[BEGIN INFORMATION PROVIDED]
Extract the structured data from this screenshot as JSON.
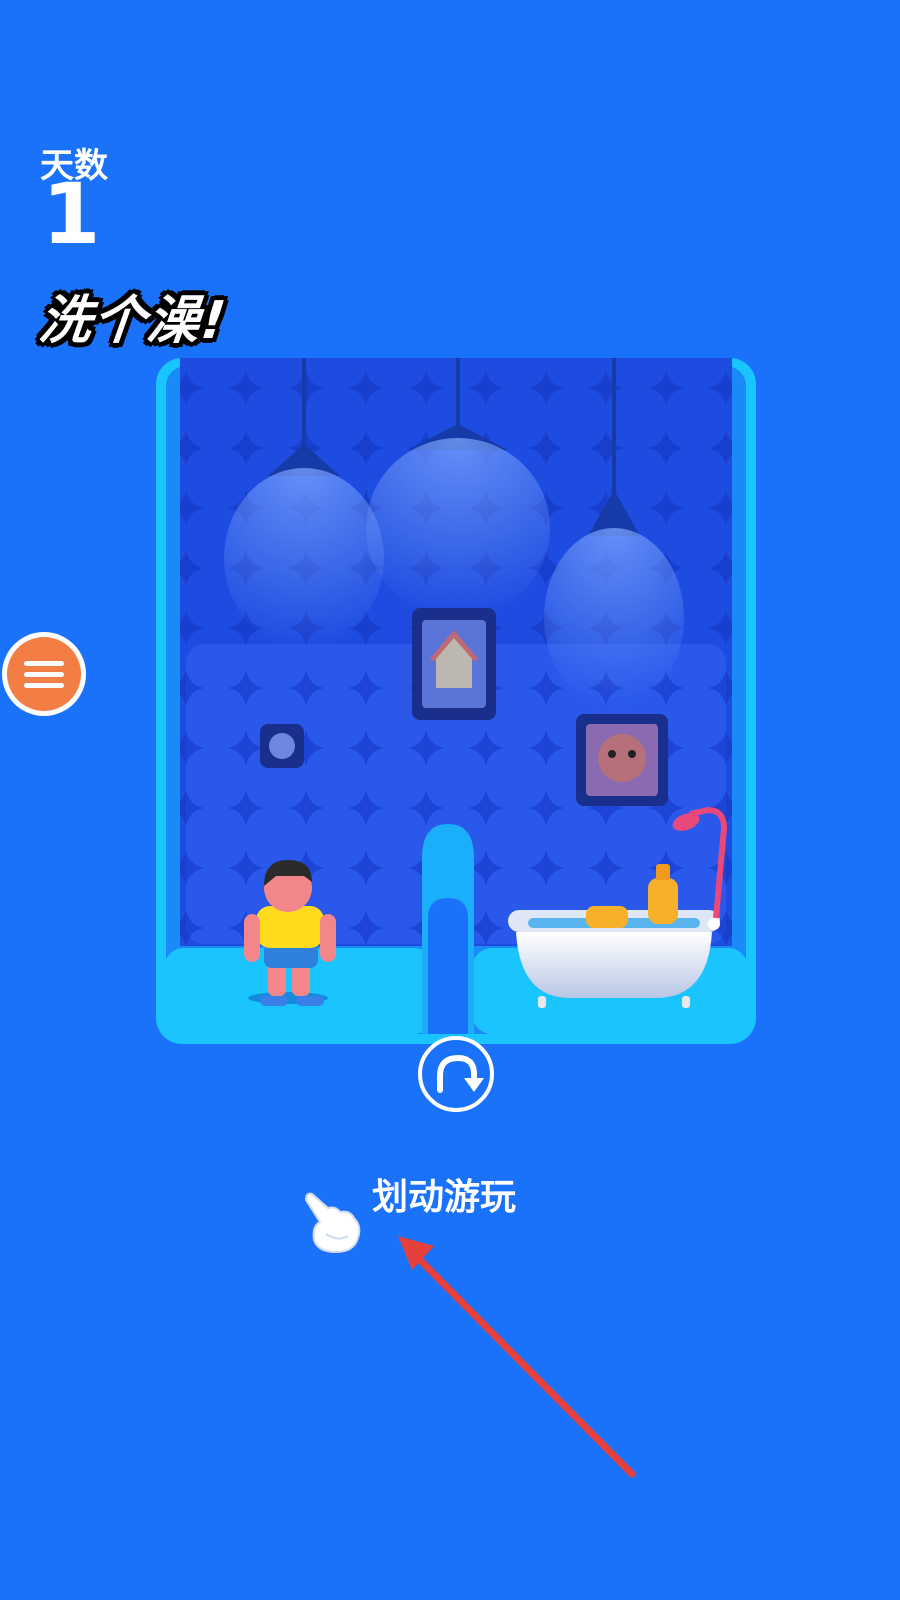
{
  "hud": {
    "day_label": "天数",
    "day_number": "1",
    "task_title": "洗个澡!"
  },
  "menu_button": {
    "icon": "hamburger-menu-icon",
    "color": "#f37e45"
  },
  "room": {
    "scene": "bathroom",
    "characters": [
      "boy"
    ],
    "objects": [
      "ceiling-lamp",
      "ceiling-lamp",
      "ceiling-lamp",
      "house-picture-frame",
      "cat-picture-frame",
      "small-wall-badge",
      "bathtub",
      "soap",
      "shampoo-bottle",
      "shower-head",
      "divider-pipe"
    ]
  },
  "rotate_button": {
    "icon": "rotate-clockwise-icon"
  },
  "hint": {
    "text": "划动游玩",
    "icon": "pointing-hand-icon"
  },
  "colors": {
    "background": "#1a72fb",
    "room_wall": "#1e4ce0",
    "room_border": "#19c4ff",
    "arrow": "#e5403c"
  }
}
[END INFORMATION PROVIDED]
WHAT YOU NEED TO DO =
Give back all entries exactly. No pictures belong in the copy.

RESULT OF THE TASK =
Extract the structured data from this screenshot as JSON.
{
  "hud": {
    "day_label": "天数",
    "day_number": "1",
    "task_title": "洗个澡!"
  },
  "menu_button": {
    "icon": "hamburger-menu-icon",
    "color": "#f37e45"
  },
  "room": {
    "scene": "bathroom",
    "characters": [
      "boy"
    ],
    "objects": [
      "ceiling-lamp",
      "ceiling-lamp",
      "ceiling-lamp",
      "house-picture-frame",
      "cat-picture-frame",
      "small-wall-badge",
      "bathtub",
      "soap",
      "shampoo-bottle",
      "shower-head",
      "divider-pipe"
    ]
  },
  "rotate_button": {
    "icon": "rotate-clockwise-icon"
  },
  "hint": {
    "text": "划动游玩",
    "icon": "pointing-hand-icon"
  },
  "colors": {
    "background": "#1a72fb",
    "room_wall": "#1e4ce0",
    "room_border": "#19c4ff",
    "arrow": "#e5403c"
  }
}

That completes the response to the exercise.